*Aim*. Repeat the listing below in full, exactly as it stands.

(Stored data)

══════════════════════════════

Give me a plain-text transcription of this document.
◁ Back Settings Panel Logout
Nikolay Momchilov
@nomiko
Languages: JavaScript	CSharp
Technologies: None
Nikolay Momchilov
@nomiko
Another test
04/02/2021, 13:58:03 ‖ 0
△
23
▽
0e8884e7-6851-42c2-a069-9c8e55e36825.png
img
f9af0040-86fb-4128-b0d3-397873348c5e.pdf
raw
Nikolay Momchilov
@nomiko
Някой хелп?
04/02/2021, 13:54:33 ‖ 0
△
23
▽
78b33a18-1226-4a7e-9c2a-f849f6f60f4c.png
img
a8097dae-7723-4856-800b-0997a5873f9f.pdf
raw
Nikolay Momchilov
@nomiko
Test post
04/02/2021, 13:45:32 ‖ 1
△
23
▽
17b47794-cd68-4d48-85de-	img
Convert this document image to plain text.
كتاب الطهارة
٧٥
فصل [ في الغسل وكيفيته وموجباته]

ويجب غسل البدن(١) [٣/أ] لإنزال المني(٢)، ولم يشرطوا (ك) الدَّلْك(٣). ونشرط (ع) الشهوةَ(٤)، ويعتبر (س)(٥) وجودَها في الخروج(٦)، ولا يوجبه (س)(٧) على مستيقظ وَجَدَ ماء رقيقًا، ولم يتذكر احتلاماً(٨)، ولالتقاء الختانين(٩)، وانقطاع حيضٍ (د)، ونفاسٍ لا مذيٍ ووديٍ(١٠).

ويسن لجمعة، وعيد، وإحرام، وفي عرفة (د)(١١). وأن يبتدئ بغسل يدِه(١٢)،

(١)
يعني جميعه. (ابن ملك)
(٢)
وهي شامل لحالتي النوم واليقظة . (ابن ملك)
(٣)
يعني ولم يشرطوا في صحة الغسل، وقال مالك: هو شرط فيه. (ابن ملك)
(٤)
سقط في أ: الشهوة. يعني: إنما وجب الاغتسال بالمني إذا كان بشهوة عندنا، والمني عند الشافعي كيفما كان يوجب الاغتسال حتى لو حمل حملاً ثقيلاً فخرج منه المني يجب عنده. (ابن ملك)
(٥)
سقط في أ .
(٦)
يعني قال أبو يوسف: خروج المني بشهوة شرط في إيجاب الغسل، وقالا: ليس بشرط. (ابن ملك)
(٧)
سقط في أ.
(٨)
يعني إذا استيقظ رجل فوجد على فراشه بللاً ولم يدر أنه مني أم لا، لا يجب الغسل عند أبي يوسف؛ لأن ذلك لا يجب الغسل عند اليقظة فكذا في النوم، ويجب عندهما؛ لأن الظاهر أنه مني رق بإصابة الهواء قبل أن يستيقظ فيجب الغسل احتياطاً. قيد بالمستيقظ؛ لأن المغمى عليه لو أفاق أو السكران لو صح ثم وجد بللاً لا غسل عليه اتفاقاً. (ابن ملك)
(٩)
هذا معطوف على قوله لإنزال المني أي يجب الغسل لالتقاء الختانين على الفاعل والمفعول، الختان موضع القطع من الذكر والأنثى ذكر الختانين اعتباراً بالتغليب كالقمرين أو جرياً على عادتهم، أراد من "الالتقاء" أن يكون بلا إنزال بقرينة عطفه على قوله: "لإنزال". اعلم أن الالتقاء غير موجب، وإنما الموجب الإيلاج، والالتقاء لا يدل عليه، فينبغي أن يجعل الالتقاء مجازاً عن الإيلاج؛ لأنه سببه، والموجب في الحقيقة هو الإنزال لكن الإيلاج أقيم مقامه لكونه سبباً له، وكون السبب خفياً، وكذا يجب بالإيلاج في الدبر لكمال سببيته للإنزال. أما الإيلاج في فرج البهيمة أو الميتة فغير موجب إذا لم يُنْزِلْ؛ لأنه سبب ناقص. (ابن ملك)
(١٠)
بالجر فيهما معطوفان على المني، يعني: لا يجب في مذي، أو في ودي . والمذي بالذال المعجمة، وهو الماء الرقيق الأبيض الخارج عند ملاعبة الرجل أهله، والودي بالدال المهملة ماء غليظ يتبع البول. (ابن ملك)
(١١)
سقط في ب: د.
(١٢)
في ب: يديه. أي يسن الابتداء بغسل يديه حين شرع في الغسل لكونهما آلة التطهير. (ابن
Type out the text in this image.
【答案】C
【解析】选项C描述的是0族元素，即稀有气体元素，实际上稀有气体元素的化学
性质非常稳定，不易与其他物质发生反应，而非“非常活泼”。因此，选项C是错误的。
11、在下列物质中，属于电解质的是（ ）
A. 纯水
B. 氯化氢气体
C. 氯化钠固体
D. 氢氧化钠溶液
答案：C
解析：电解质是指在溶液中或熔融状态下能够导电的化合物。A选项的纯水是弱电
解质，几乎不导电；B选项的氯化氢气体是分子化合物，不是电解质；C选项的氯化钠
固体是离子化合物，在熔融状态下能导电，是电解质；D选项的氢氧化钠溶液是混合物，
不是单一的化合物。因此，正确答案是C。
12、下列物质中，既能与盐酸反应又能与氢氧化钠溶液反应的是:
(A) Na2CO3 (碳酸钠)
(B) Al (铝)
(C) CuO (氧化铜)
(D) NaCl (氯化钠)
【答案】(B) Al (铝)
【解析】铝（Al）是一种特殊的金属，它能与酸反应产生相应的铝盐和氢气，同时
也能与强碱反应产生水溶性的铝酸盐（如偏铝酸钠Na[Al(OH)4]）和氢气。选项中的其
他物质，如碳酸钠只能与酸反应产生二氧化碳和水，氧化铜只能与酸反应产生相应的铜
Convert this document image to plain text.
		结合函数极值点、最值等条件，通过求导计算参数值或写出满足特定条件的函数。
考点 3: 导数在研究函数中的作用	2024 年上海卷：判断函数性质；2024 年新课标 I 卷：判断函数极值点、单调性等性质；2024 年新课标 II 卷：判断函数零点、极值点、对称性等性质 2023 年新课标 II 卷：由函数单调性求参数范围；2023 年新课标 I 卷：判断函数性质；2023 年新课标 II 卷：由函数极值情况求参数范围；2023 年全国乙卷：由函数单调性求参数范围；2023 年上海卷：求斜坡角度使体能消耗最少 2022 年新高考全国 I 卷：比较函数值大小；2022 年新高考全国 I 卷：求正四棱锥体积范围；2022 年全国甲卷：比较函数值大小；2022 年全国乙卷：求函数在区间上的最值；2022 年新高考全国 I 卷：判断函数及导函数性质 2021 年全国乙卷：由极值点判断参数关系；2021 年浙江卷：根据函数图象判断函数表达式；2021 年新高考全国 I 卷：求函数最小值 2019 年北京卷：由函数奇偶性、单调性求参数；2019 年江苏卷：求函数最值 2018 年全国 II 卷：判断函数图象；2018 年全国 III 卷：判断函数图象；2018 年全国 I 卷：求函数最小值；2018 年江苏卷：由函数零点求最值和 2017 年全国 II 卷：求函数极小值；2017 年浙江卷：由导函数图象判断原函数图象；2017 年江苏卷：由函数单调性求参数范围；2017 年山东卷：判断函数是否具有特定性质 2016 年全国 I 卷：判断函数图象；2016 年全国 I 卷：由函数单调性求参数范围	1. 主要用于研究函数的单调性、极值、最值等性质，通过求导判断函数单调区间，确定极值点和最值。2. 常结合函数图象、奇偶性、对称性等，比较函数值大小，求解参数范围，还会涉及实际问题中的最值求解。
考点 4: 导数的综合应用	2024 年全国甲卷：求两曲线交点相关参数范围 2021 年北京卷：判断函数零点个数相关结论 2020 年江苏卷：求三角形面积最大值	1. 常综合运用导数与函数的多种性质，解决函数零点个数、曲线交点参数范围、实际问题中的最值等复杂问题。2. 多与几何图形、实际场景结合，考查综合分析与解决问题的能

══════════════════════════════

*Answer to this problem*.
Give me a plain-text transcription of this document.
◁ Back Settings Panel Logout
Nikolay Momchilov
@nomiko
Languages: JavaScript	CSharp
Technologies: None
Nikolay Momchilov
@nomiko
Another test
04/02/2021, 13:58:03 ‖ 0
△
23
▽
0e8884e7-6851-42c2-a069-9c8e55e36825.png
img
f9af0040-86fb-4128-b0d3-397873348c5e.pdf
raw
Nikolay Momchilov
@nomiko
Някой хелп?
04/02/2021, 13:54:33 ‖ 0
△
23
▽
78b33a18-1226-4a7e-9c2a-f849f6f60f4c.png
img
a8097dae-7723-4856-800b-0997a5873f9f.pdf
raw
Nikolay Momchilov
@nomiko
Test post
04/02/2021, 13:45:32 ‖ 1
△
23
▽
17b47794-cd68-4d48-85de-	img
Convert this document image to plain text.
كتاب الطهارة
٧٥
فصل [ في الغسل وكيفيته وموجباته]

ويجب غسل البدن(١) [٣/أ] لإنزال المني(٢)، ولم يشرطوا (ك) الدَّلْك(٣). ونشرط (ع) الشهوةَ(٤)، ويعتبر (س)(٥) وجودَها في الخروج(٦)، ولا يوجبه (س)(٧) على مستيقظ وَجَدَ ماء رقيقًا، ولم يتذكر احتلاماً(٨)، ولالتقاء الختانين(٩)، وانقطاع حيضٍ (د)، ونفاسٍ لا مذيٍ ووديٍ(١٠).

ويسن لجمعة، وعيد، وإحرام، وفي عرفة (د)(١١). وأن يبتدئ بغسل يدِه(١٢)،

(١)
يعني جميعه. (ابن ملك)
(٢)
وهي شامل لحالتي النوم واليقظة . (ابن ملك)
(٣)
يعني ولم يشرطوا في صحة الغسل، وقال مالك: هو شرط فيه. (ابن ملك)
(٤)
سقط في أ: الشهوة. يعني: إنما وجب الاغتسال بالمني إذا كان بشهوة عندنا، والمني عند الشافعي كيفما كان يوجب الاغتسال حتى لو حمل حملاً ثقيلاً فخرج منه المني يجب عنده. (ابن ملك)
(٥)
سقط في أ .
(٦)
يعني قال أبو يوسف: خروج المني بشهوة شرط في إيجاب الغسل، وقالا: ليس بشرط. (ابن ملك)
(٧)
سقط في أ.
(٨)
يعني إذا استيقظ رجل فوجد على فراشه بللاً ولم يدر أنه مني أم لا، لا يجب الغسل عند أبي يوسف؛ لأن ذلك لا يجب الغسل عند اليقظة فكذا في النوم، ويجب عندهما؛ لأن الظاهر أنه مني رق بإصابة الهواء قبل أن يستيقظ فيجب الغسل احتياطاً. قيد بالمستيقظ؛ لأن المغمى عليه لو أفاق أو السكران لو صح ثم وجد بللاً لا غسل عليه اتفاقاً. (ابن ملك)
(٩)
هذا معطوف على قوله لإنزال المني أي يجب الغسل لالتقاء الختانين على الفاعل والمفعول، الختان موضع القطع من الذكر والأنثى ذكر الختانين اعتباراً بالتغليب كالقمرين أو جرياً على عادتهم، أراد من "الالتقاء" أن يكون بلا إنزال بقرينة عطفه على قوله: "لإنزال". اعلم أن الالتقاء غير موجب، وإنما الموجب الإيلاج، والالتقاء لا يدل عليه، فينبغي أن يجعل الالتقاء مجازاً عن الإيلاج؛ لأنه سببه، والموجب في الحقيقة هو الإنزال لكن الإيلاج أقيم مقامه لكونه سبباً له، وكون السبب خفياً، وكذا يجب بالإيلاج في الدبر لكمال سببيته للإنزال. أما الإيلاج في فرج البهيمة أو الميتة فغير موجب إذا لم يُنْزِلْ؛ لأنه سبب ناقص. (ابن ملك)
(١٠)
بالجر فيهما معطوفان على المني، يعني: لا يجب في مذي، أو في ودي . والمذي بالذال المعجمة، وهو الماء الرقيق الأبيض الخارج عند ملاعبة الرجل أهله، والودي بالدال المهملة ماء غليظ يتبع البول. (ابن ملك)
(١١)
سقط في ب: د.
(١٢)
في ب: يديه. أي يسن الابتداء بغسل يديه حين شرع في الغسل لكونهما آلة التطهير. (ابن
Type out the text in this image.
【答案】C
【解析】选项C描述的是0族元素，即稀有气体元素，实际上稀有气体元素的化学
性质非常稳定，不易与其他物质发生反应，而非“非常活泼”。因此，选项C是错误的。
11、在下列物质中，属于电解质的是（ ）
A. 纯水
B. 氯化氢气体
C. 氯化钠固体
D. 氢氧化钠溶液
答案：C
解析：电解质是指在溶液中或熔融状态下能够导电的化合物。A选项的纯水是弱电
解质，几乎不导电；B选项的氯化氢气体是分子化合物，不是电解质；C选项的氯化钠
固体是离子化合物，在熔融状态下能导电，是电解质；D选项的氢氧化钠溶液是混合物，
不是单一的化合物。因此，正确答案是C。
12、下列物质中，既能与盐酸反应又能与氢氧化钠溶液反应的是:
(A) Na2CO3 (碳酸钠)
(B) Al (铝)
(C) CuO (氧化铜)
(D) NaCl (氯化钠)
【答案】(B) Al (铝)
【解析】铝（Al）是一种特殊的金属，它能与酸反应产生相应的铝盐和氢气，同时
也能与强碱反应产生水溶性的铝酸盐（如偏铝酸钠Na[Al(OH)4]）和氢气。选项中的其
他物质，如碳酸钠只能与酸反应产生二氧化碳和水，氧化铜只能与酸反应产生相应的铜
Convert this document image to plain text.
		结合函数极值点、最值等条件，通过求导计算参数值或写出满足特定条件的函数。
考点 3: 导数在研究函数中的作用	2024 年上海卷：判断函数性质；2024 年新课标 I 卷：判断函数极值点、单调性等性质；2024 年新课标 II 卷：判断函数零点、极值点、对称性等性质 2023 年新课标 II 卷：由函数单调性求参数范围；2023 年新课标 I 卷：判断函数性质；2023 年新课标 II 卷：由函数极值情况求参数范围；2023 年全国乙卷：由函数单调性求参数范围；2023 年上海卷：求斜坡角度使体能消耗最少 2022 年新高考全国 I 卷：比较函数值大小；2022 年新高考全国 I 卷：求正四棱锥体积范围；2022 年全国甲卷：比较函数值大小；2022 年全国乙卷：求函数在区间上的最值；2022 年新高考全国 I 卷：判断函数及导函数性质 2021 年全国乙卷：由极值点判断参数关系；2021 年浙江卷：根据函数图象判断函数表达式；2021 年新高考全国 I 卷：求函数最小值 2019 年北京卷：由函数奇偶性、单调性求参数；2019 年江苏卷：求函数最值 2018 年全国 II 卷：判断函数图象；2018 年全国 III 卷：判断函数图象；2018 年全国 I 卷：求函数最小值；2018 年江苏卷：由函数零点求最值和 2017 年全国 II 卷：求函数极小值；2017 年浙江卷：由导函数图象判断原函数图象；2017 年江苏卷：由函数单调性求参数范围；2017 年山东卷：判断函数是否具有特定性质 2016 年全国 I 卷：判断函数图象；2016 年全国 I 卷：由函数单调性求参数范围	1. 主要用于研究函数的单调性、极值、最值等性质，通过求导判断函数单调区间，确定极值点和最值。2. 常结合函数图象、奇偶性、对称性等，比较函数值大小，求解参数范围，还会涉及实际问题中的最值求解。
考点 4: 导数的综合应用	2024 年全国甲卷：求两曲线交点相关参数范围 2021 年北京卷：判断函数零点个数相关结论 2020 年江苏卷：求三角形面积最大值	1. 常综合运用导数与函数的多种性质，解决函数零点个数、曲线交点参数范围、实际问题中的最值等复杂问题。2. 多与几何图形、实际场景结合，考查综合分析与解决问题的能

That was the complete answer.